**Stored records**.

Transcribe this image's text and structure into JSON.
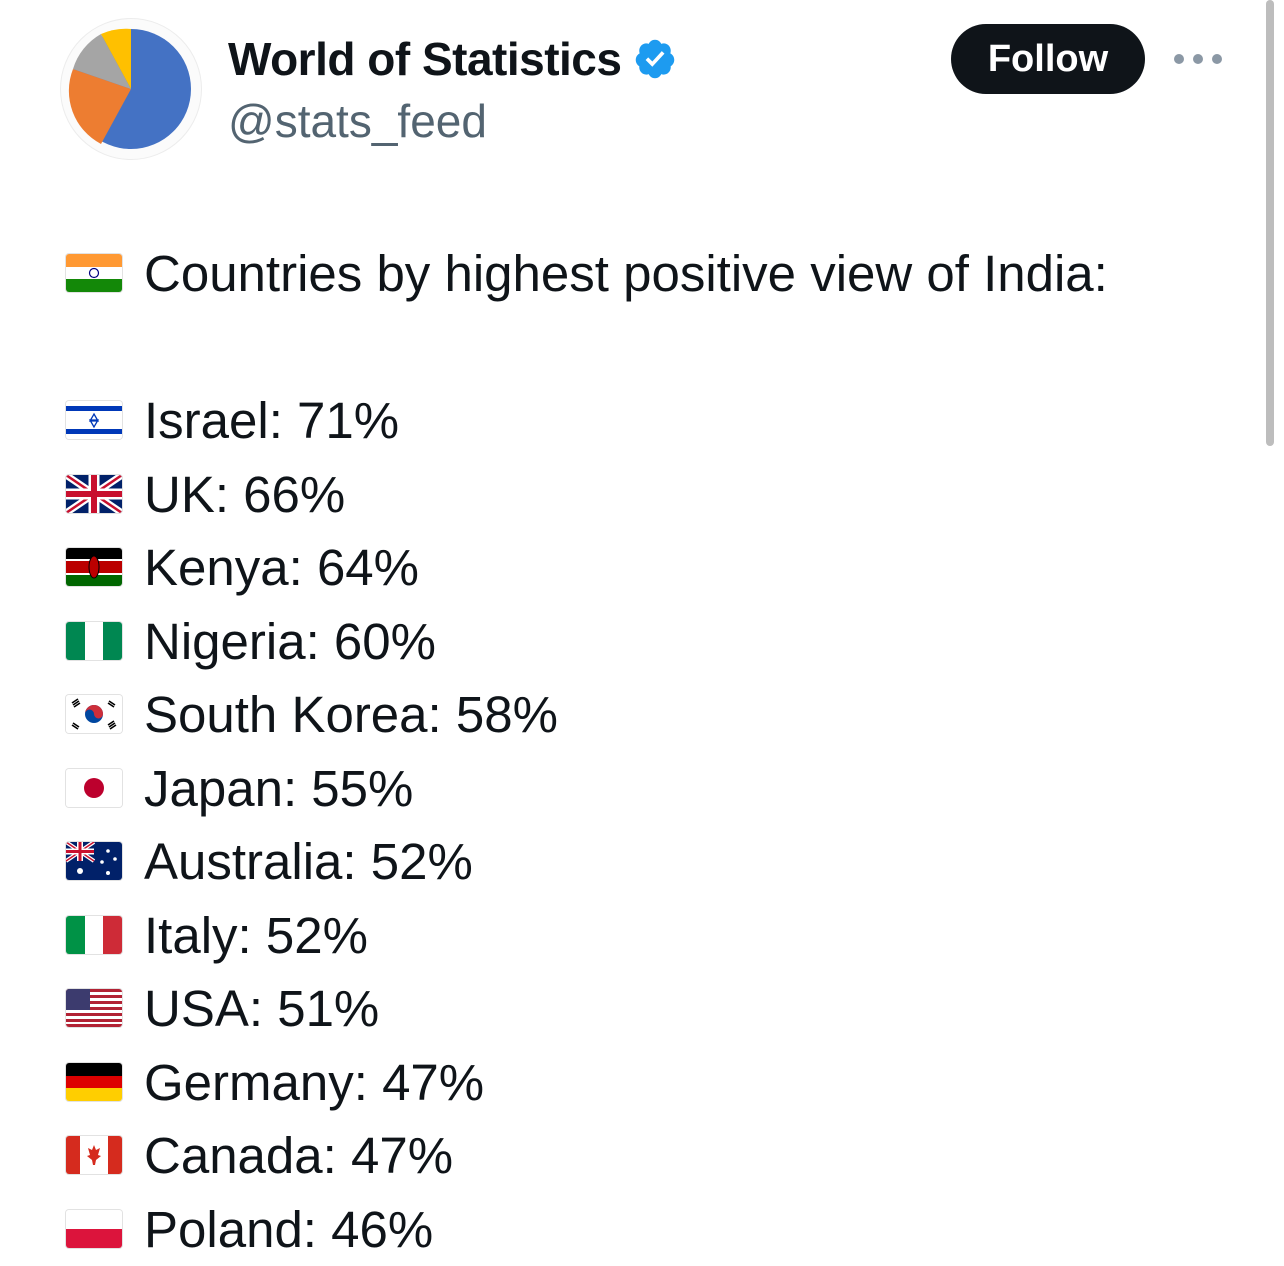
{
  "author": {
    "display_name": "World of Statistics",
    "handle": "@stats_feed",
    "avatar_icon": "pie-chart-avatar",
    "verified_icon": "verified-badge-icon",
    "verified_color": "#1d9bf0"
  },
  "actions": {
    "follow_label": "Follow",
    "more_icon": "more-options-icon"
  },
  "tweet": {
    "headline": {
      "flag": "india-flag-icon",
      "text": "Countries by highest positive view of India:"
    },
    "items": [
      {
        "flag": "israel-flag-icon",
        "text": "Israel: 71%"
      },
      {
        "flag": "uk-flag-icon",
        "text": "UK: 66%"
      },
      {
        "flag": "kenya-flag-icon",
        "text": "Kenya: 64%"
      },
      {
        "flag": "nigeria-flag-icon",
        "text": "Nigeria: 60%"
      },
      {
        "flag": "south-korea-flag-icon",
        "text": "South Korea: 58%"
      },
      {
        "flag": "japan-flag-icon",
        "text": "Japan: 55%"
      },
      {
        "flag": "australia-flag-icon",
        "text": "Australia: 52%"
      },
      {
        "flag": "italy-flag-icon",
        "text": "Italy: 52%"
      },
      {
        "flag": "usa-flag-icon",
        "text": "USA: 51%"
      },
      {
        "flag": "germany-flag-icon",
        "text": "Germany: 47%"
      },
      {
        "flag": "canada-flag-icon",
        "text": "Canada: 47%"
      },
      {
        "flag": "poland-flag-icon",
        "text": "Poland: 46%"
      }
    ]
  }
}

**Written exercise**. Give all the lines above again, character for character, without pictures.

**Written solution**.
Transcribe this image's text and structure into JSON.
{
  "author": {
    "display_name": "World of Statistics",
    "handle": "@stats_feed",
    "avatar_icon": "pie-chart-avatar",
    "verified_icon": "verified-badge-icon",
    "verified_color": "#1d9bf0"
  },
  "actions": {
    "follow_label": "Follow",
    "more_icon": "more-options-icon"
  },
  "tweet": {
    "headline": {
      "flag": "india-flag-icon",
      "text": "Countries by highest positive view of India:"
    },
    "items": [
      {
        "flag": "israel-flag-icon",
        "text": "Israel: 71%"
      },
      {
        "flag": "uk-flag-icon",
        "text": "UK: 66%"
      },
      {
        "flag": "kenya-flag-icon",
        "text": "Kenya: 64%"
      },
      {
        "flag": "nigeria-flag-icon",
        "text": "Nigeria: 60%"
      },
      {
        "flag": "south-korea-flag-icon",
        "text": "South Korea: 58%"
      },
      {
        "flag": "japan-flag-icon",
        "text": "Japan: 55%"
      },
      {
        "flag": "australia-flag-icon",
        "text": "Australia: 52%"
      },
      {
        "flag": "italy-flag-icon",
        "text": "Italy: 52%"
      },
      {
        "flag": "usa-flag-icon",
        "text": "USA: 51%"
      },
      {
        "flag": "germany-flag-icon",
        "text": "Germany: 47%"
      },
      {
        "flag": "canada-flag-icon",
        "text": "Canada: 47%"
      },
      {
        "flag": "poland-flag-icon",
        "text": "Poland: 46%"
      }
    ]
  }
}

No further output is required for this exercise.